Copy, from the entries below, each line in which the string "humidity" appears.

Provided information:
--- Start ---
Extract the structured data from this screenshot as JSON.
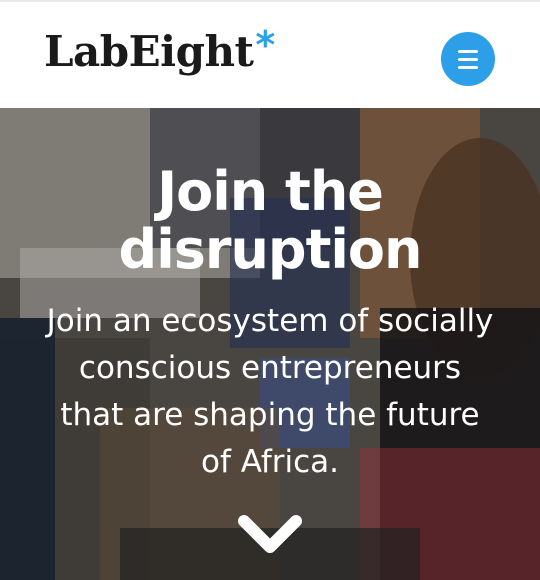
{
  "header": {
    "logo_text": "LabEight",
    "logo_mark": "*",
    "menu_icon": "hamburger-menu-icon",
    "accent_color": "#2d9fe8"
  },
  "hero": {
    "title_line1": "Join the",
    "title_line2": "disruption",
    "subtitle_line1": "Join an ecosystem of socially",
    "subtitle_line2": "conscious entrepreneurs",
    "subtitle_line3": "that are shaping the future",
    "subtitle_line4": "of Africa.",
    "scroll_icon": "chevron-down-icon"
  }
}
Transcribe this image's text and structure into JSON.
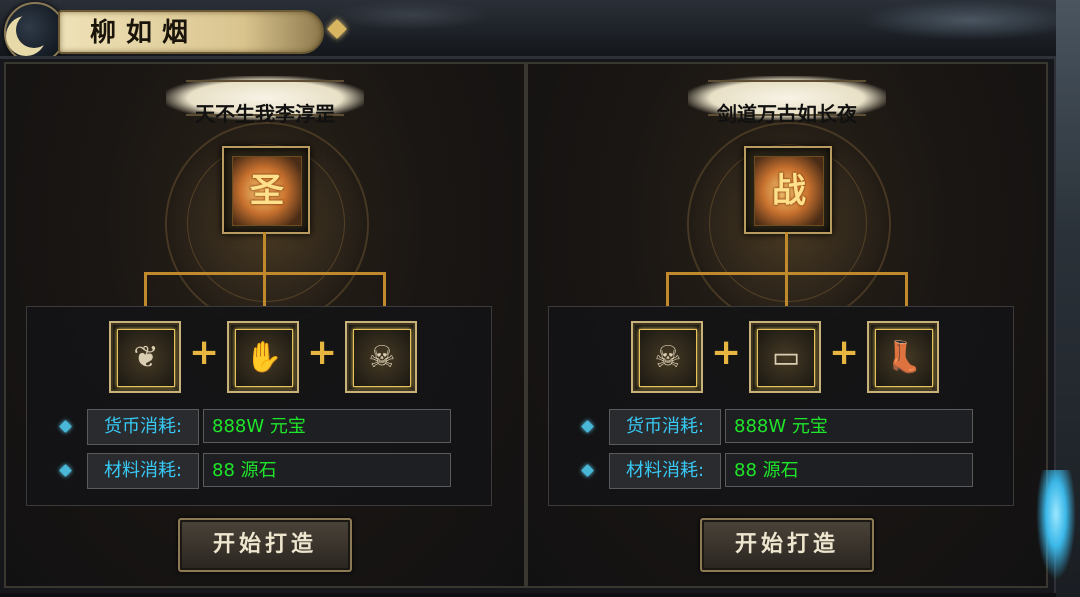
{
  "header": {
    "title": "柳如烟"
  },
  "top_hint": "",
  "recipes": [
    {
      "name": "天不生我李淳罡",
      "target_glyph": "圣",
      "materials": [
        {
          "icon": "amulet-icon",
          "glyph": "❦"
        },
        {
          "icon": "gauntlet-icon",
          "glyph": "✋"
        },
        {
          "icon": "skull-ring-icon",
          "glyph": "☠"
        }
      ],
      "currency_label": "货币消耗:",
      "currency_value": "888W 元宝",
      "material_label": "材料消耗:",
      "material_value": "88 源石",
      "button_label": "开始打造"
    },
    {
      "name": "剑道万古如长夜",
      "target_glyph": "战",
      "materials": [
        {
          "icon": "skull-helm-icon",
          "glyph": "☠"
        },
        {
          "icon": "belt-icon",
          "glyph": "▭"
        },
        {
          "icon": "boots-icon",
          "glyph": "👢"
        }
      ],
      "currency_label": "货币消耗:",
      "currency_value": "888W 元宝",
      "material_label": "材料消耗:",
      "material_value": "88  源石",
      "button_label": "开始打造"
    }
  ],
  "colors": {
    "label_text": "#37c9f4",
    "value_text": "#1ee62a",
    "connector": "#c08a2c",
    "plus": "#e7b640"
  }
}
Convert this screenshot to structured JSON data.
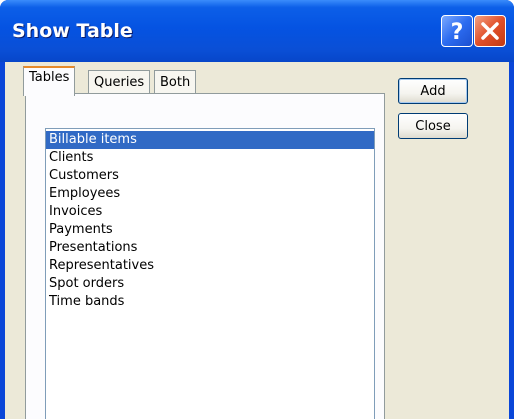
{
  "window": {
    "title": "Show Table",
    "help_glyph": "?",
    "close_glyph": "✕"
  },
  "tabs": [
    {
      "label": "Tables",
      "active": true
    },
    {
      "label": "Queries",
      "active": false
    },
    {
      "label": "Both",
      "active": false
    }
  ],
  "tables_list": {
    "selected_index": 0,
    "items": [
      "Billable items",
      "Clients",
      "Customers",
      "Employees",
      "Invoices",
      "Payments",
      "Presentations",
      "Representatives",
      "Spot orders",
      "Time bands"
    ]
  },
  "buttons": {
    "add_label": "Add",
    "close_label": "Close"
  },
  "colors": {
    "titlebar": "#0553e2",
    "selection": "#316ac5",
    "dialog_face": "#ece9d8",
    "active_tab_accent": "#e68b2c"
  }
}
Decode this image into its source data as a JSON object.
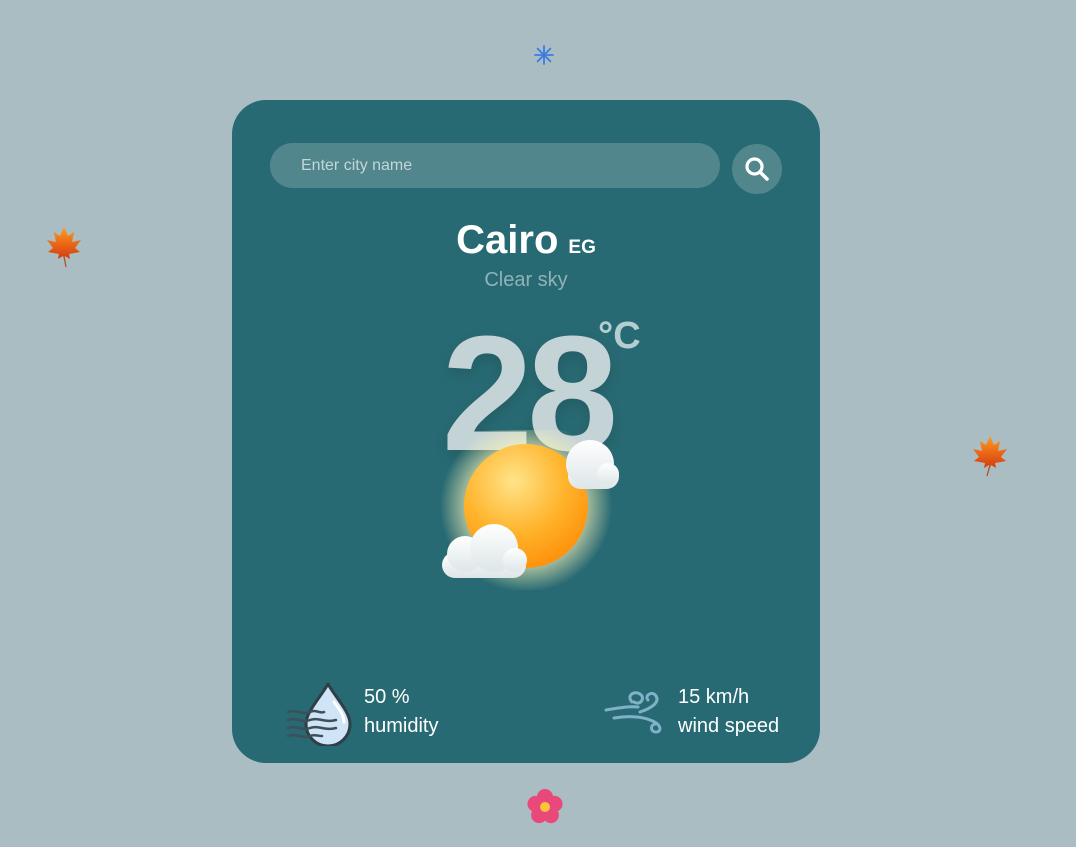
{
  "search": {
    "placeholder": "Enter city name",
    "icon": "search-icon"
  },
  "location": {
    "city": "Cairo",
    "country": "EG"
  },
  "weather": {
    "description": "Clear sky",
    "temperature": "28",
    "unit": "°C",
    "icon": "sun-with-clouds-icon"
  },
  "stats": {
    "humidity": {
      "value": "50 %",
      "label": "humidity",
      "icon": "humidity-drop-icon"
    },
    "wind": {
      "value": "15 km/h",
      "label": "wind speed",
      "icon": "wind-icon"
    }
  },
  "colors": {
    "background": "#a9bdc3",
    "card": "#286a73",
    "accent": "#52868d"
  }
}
--- End ---
Written solution:
    "humidity": {
      "label": "humidity",
      "icon": "humidity-drop-icon"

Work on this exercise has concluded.